↓↓↓
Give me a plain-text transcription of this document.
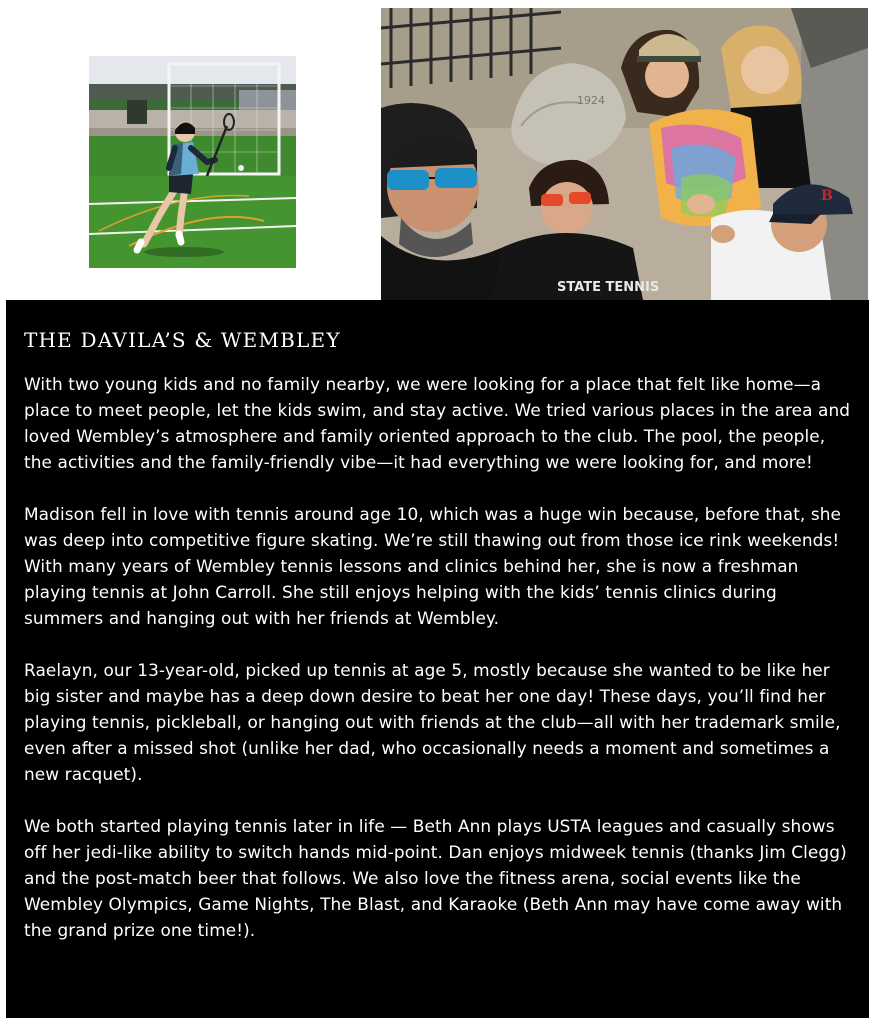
1924
STATE TENNIS
B
THE DAVILA’S & WEMBLEY

With two young kids and no family nearby, we were looking for a place that felt like home—a place to meet people, let the kids swim, and stay active. We tried various places in the area and loved Wembley’s atmosphere and family oriented approach to the club. The pool, the people, the activities and the family-friendly vibe—it had everything we were looking for, and more!

Madison fell in love with tennis around age 10, which was a huge win because, before that, she was deep into competitive figure skating. We’re still thawing out from those ice rink weekends! With many years of Wembley tennis lessons and clinics behind her, she is now a freshman playing tennis at John Carroll. She still enjoys helping with the kids’ tennis clinics during summers and hanging out with her friends at Wembley.

Raelayn, our 13-year-old, picked up tennis at age 5, mostly because she wanted to be like her big sister and maybe has a deep down desire to beat her one day! These days, you’ll find her playing tennis, pickleball, or hanging out with friends at the club—all with her trademark smile, even after a missed shot (unlike her dad, who occasionally needs a moment and sometimes a new racquet).

We both started playing tennis later in life — Beth Ann plays USTA leagues and casually shows off her jedi-like ability to switch hands mid-point. Dan enjoys midweek tennis (thanks Jim Clegg) and the post-match beer that follows. We also love the fitness arena, social events like the Wembley Olympics, Game Nights, The Blast, and Karaoke (Beth Ann may have come away with the grand prize one time!).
↑↑↑
## WHAT TO PRODUCE
From the listing above, collect each line in which the string "deep" appears.

## OUTPUT
Madison fell in love with tennis around age 10, which was a huge win because, before that, she was deep into competitive figure skating. We’re still thawing out from those ice rink weekends! With many years of Wembley tennis lessons and clinics behind her, she is now a freshman playing tennis at John Carroll. She still enjoys helping with the kids’ tennis clinics during summers and hanging out with her friends at Wembley.
Raelayn, our 13-year-old, picked up tennis at age 5, mostly because she wanted to be like her big sister and maybe has a deep down desire to beat her one day! These days, you’ll find her playing tennis, pickleball, or hanging out with friends at the club—all with her trademark smile, even after a missed shot (unlike her dad, who occasionally needs a moment and sometimes a new racquet).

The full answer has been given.